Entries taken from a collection
------
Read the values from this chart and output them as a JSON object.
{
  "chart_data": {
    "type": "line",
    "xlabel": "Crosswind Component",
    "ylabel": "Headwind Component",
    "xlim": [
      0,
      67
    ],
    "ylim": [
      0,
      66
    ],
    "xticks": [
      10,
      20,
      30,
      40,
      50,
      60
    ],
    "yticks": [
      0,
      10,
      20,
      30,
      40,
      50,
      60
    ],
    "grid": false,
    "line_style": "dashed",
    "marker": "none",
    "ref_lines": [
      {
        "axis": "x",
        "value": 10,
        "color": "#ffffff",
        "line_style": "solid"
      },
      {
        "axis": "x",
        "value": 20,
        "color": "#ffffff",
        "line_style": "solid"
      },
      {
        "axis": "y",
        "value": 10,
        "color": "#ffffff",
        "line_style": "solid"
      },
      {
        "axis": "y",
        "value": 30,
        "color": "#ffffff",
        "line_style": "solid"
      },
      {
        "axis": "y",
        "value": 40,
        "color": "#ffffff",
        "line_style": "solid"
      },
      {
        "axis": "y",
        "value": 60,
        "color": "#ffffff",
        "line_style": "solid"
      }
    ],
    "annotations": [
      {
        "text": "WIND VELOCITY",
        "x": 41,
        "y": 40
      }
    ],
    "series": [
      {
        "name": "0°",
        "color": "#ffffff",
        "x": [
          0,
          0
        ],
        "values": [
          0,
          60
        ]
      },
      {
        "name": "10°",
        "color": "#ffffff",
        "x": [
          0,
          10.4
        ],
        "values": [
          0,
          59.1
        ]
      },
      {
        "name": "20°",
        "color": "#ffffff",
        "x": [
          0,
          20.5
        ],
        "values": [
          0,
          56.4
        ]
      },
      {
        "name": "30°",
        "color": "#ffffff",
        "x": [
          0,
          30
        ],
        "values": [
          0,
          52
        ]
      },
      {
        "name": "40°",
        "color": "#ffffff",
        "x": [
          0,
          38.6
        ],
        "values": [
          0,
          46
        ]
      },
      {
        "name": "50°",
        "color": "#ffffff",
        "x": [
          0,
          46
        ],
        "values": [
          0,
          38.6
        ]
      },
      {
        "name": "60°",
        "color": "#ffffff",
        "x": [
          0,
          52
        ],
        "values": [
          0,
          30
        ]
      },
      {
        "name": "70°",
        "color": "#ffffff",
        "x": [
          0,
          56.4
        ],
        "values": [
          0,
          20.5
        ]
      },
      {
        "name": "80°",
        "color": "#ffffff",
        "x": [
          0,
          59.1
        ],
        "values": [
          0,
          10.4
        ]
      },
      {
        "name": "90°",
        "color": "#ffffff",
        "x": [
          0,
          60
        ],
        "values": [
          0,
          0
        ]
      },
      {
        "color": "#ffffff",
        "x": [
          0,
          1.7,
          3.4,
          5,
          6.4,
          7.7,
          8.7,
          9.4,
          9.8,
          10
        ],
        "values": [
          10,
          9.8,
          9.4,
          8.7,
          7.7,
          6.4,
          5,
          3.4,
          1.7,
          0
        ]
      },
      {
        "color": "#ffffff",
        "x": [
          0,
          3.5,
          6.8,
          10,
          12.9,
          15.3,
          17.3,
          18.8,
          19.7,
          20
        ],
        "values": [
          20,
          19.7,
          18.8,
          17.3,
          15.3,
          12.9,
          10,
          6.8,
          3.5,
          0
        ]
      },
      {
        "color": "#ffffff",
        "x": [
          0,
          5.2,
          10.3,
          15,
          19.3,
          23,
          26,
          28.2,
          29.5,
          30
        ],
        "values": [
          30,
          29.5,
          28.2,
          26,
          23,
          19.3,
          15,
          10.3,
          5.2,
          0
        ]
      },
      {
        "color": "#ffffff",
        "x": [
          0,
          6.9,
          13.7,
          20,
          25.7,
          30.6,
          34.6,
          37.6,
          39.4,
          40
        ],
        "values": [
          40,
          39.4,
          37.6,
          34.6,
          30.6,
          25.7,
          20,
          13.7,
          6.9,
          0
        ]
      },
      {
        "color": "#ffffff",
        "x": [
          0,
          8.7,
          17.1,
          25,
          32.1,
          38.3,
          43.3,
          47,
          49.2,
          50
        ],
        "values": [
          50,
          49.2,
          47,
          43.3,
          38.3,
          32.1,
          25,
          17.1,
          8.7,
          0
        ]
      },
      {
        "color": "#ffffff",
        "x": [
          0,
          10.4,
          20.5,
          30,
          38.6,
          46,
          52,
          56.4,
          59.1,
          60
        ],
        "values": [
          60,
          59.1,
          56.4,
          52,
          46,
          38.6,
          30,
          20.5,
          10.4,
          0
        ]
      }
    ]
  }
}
------
● THE PROBLEM
Copy every line of the material in which the word "name" occurs.

● EXERCISE RESPONSE
        "name": "0°",
        "name": "10°",
        "name": "20°",
        "name": "30°",
        "name": "40°",
        "name": "50°",
        "name": "60°",
        "name": "70°",
        "name": "80°",
        "name": "90°",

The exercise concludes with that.